## Extracted material
-- Begin --
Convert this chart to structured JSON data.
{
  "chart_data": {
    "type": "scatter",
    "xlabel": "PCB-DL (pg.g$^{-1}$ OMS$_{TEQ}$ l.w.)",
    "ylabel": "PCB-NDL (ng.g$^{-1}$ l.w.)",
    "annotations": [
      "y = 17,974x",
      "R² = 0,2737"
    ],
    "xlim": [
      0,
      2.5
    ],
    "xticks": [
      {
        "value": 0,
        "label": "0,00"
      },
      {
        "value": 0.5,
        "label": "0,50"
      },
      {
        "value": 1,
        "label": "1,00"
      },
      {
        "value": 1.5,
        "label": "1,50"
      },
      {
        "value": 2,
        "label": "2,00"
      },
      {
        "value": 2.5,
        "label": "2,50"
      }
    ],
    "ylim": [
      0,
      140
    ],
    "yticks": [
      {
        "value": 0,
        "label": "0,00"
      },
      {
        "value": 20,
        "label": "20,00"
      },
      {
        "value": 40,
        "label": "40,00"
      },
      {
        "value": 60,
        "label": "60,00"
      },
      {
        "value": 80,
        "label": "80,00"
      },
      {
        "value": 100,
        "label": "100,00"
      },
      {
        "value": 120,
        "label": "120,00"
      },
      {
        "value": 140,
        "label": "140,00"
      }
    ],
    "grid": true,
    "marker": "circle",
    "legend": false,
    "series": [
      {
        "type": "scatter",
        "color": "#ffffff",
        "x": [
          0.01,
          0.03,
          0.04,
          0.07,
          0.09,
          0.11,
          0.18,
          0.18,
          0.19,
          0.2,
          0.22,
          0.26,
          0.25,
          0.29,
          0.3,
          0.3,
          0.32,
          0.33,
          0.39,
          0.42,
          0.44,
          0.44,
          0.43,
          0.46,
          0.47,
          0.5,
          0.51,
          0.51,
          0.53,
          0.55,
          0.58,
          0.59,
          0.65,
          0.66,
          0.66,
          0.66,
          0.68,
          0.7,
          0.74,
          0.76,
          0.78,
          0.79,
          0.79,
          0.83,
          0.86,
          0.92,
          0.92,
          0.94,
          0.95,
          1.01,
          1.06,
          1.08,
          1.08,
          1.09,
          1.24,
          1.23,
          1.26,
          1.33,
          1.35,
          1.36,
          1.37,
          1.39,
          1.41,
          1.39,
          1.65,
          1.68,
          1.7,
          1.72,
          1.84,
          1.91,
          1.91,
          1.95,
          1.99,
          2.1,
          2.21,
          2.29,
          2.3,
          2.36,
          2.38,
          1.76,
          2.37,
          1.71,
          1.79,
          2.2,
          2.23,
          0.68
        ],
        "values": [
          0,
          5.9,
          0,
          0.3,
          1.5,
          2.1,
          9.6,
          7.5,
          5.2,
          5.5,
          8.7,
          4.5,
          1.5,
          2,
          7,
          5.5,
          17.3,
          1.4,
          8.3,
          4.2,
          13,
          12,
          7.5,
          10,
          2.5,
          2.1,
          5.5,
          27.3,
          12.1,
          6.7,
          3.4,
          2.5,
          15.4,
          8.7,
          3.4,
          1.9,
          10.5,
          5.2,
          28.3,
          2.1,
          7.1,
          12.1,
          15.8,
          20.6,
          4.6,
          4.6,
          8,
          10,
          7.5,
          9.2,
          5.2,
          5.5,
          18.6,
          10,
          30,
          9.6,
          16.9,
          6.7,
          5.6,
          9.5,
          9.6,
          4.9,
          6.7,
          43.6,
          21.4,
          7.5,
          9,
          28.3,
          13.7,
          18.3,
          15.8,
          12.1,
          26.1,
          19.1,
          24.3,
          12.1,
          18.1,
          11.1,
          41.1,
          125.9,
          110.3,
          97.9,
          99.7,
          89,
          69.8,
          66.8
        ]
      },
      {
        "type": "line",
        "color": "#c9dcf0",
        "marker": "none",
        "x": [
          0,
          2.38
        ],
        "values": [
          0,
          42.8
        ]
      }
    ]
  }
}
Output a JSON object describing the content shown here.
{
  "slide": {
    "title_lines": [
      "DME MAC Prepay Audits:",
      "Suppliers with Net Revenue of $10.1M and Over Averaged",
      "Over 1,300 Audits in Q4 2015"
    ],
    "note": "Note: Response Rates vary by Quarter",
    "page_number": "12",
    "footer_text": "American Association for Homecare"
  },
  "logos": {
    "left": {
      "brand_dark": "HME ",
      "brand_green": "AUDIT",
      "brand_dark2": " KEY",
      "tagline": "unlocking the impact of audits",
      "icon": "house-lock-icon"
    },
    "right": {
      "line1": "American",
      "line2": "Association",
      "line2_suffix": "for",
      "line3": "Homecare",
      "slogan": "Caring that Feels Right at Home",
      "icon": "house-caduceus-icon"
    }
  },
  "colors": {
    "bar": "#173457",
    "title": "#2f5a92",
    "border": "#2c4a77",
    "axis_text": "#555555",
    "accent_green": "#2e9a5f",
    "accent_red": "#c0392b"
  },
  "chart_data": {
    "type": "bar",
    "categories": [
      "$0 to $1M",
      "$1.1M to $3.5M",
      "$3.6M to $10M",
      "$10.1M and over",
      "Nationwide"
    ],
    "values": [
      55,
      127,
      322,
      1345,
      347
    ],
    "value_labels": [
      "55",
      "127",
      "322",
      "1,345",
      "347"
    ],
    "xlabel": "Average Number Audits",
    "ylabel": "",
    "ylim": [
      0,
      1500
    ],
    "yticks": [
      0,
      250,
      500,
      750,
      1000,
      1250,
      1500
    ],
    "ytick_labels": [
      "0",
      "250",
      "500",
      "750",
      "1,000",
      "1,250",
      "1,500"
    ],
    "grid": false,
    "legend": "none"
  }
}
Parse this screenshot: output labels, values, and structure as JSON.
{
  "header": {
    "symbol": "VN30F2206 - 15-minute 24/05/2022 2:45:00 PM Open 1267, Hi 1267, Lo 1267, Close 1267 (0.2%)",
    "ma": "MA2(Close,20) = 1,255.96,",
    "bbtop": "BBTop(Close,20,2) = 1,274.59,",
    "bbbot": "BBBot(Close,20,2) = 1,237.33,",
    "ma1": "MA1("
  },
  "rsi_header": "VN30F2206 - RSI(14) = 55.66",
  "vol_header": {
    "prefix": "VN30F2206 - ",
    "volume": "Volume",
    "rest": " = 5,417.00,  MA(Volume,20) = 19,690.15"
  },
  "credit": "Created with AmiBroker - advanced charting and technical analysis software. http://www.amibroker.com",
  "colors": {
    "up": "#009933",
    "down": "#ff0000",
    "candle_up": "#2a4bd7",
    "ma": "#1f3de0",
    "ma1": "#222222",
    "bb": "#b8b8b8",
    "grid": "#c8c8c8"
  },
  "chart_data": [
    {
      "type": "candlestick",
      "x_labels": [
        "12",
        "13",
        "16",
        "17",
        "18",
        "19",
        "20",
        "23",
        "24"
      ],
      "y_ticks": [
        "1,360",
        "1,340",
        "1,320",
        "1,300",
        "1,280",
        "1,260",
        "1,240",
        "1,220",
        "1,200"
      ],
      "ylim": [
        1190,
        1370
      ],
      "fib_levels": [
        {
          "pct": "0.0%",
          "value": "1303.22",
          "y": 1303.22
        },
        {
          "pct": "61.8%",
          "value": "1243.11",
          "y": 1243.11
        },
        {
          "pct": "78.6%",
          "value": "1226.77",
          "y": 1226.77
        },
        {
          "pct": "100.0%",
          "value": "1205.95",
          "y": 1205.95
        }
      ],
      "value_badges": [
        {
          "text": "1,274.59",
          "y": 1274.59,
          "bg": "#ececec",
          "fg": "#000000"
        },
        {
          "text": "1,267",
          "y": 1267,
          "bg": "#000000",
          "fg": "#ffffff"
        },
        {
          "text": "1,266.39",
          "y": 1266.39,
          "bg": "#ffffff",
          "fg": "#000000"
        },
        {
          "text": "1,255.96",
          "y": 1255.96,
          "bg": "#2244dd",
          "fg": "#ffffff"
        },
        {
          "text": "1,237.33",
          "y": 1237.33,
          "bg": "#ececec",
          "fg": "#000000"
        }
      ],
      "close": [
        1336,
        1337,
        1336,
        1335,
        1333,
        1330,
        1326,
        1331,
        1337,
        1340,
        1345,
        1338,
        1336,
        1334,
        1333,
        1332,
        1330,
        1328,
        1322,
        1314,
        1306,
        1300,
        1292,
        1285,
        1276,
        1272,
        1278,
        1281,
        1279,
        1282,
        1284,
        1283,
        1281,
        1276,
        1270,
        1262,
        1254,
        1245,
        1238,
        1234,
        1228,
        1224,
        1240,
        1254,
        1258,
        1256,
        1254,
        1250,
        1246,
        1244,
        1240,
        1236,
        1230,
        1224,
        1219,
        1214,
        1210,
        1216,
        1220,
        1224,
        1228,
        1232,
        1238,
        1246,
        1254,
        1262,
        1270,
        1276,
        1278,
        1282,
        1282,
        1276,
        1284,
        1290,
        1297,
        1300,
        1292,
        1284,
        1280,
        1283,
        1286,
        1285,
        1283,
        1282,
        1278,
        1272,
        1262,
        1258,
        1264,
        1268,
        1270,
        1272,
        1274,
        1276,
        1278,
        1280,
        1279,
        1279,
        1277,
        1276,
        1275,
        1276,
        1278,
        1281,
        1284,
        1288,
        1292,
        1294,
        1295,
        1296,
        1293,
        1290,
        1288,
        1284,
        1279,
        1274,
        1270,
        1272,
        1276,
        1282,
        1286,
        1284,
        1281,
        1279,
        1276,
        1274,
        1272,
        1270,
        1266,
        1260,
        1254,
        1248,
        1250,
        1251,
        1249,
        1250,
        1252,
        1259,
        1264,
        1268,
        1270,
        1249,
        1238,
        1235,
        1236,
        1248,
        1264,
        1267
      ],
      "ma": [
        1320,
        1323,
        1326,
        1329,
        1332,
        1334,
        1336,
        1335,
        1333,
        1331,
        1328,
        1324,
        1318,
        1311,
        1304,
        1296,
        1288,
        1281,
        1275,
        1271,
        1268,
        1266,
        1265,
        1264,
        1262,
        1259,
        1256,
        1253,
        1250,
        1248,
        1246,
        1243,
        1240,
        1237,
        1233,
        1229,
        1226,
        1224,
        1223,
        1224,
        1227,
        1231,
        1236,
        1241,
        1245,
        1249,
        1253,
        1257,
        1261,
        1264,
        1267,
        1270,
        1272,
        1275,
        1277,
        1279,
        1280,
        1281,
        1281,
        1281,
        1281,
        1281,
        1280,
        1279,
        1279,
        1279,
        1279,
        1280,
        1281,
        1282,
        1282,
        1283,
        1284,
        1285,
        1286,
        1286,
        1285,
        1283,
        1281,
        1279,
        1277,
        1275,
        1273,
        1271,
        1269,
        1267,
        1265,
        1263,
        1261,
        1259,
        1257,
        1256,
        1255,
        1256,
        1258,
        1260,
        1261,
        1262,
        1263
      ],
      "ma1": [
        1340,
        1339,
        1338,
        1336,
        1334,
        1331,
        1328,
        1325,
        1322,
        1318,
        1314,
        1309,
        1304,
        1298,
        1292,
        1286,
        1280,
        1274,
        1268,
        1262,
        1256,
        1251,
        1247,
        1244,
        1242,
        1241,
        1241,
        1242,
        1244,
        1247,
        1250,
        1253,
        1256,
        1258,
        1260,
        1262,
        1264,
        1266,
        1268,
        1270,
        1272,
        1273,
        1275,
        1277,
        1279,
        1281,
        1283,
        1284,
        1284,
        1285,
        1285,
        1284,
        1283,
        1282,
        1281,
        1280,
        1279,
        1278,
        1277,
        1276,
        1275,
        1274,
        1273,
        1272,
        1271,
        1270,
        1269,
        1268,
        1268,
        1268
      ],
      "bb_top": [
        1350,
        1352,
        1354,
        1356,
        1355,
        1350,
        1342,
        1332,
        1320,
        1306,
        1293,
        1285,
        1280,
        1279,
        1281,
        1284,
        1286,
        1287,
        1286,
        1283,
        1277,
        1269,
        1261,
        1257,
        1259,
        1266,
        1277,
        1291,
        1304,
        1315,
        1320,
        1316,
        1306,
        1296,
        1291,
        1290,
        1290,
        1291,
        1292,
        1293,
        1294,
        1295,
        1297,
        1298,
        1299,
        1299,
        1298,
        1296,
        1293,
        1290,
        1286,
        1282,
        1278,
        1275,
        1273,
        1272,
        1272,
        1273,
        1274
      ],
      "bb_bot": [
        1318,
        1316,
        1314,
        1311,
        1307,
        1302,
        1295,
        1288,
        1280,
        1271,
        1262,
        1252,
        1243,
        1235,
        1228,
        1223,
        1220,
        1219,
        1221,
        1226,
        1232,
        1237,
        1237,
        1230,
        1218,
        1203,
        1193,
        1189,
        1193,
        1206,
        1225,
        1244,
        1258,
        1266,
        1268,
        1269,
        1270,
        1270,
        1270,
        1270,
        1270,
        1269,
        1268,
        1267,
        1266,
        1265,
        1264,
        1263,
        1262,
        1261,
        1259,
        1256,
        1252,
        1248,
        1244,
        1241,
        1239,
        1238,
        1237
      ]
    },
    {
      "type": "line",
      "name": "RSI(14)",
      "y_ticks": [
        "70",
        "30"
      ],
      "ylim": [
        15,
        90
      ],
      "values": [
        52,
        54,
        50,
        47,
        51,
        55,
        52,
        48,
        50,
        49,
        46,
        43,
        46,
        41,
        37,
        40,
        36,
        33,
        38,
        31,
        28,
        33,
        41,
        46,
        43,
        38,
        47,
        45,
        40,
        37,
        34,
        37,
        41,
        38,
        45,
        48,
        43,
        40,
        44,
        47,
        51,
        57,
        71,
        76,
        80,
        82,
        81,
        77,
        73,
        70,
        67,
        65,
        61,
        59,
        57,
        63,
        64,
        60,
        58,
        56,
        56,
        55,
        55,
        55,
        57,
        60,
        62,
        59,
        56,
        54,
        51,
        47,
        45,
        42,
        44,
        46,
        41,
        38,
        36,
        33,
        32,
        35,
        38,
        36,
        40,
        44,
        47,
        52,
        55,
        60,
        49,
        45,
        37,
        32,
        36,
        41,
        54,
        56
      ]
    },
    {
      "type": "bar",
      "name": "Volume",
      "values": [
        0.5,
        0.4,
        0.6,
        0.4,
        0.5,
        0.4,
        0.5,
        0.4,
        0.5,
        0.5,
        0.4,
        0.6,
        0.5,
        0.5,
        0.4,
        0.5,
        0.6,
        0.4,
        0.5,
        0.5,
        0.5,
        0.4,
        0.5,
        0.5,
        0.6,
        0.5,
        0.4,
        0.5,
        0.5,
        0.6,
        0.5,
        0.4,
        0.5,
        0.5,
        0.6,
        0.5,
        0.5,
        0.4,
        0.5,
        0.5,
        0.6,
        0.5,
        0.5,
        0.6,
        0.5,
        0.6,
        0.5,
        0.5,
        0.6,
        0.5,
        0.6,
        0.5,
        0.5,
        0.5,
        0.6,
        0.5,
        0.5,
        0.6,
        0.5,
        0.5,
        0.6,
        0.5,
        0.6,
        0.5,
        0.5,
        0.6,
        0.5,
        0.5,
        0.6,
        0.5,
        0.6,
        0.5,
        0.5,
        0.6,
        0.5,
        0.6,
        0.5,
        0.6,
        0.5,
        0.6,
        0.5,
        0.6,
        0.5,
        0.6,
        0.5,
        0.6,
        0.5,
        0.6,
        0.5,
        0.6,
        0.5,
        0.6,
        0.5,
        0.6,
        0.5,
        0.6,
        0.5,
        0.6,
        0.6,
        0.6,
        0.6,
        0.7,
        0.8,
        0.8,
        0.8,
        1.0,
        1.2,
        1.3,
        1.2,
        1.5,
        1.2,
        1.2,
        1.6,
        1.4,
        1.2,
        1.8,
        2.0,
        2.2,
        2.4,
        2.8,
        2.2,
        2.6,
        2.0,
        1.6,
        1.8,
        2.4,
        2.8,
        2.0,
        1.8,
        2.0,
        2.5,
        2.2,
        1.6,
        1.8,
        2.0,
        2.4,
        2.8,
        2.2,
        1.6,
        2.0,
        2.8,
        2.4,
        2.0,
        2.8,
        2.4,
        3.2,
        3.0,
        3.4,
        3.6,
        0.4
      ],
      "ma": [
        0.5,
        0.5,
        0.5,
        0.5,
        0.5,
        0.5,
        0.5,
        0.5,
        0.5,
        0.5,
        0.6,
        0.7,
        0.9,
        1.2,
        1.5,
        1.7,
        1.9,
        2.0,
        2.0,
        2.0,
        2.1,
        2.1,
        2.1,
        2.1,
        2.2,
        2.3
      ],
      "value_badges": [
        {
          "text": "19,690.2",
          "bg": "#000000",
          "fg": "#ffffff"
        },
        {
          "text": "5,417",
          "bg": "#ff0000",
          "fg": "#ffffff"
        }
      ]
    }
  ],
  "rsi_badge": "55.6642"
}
-- End --
## Set exercise
Where a line above contains the string "Volume", copy that line.

## Complete output
    "volume": "Volume",
    "rest": " = 5,417.00,  MA(Volume,20) = 19,690.15"
      "name": "Volume",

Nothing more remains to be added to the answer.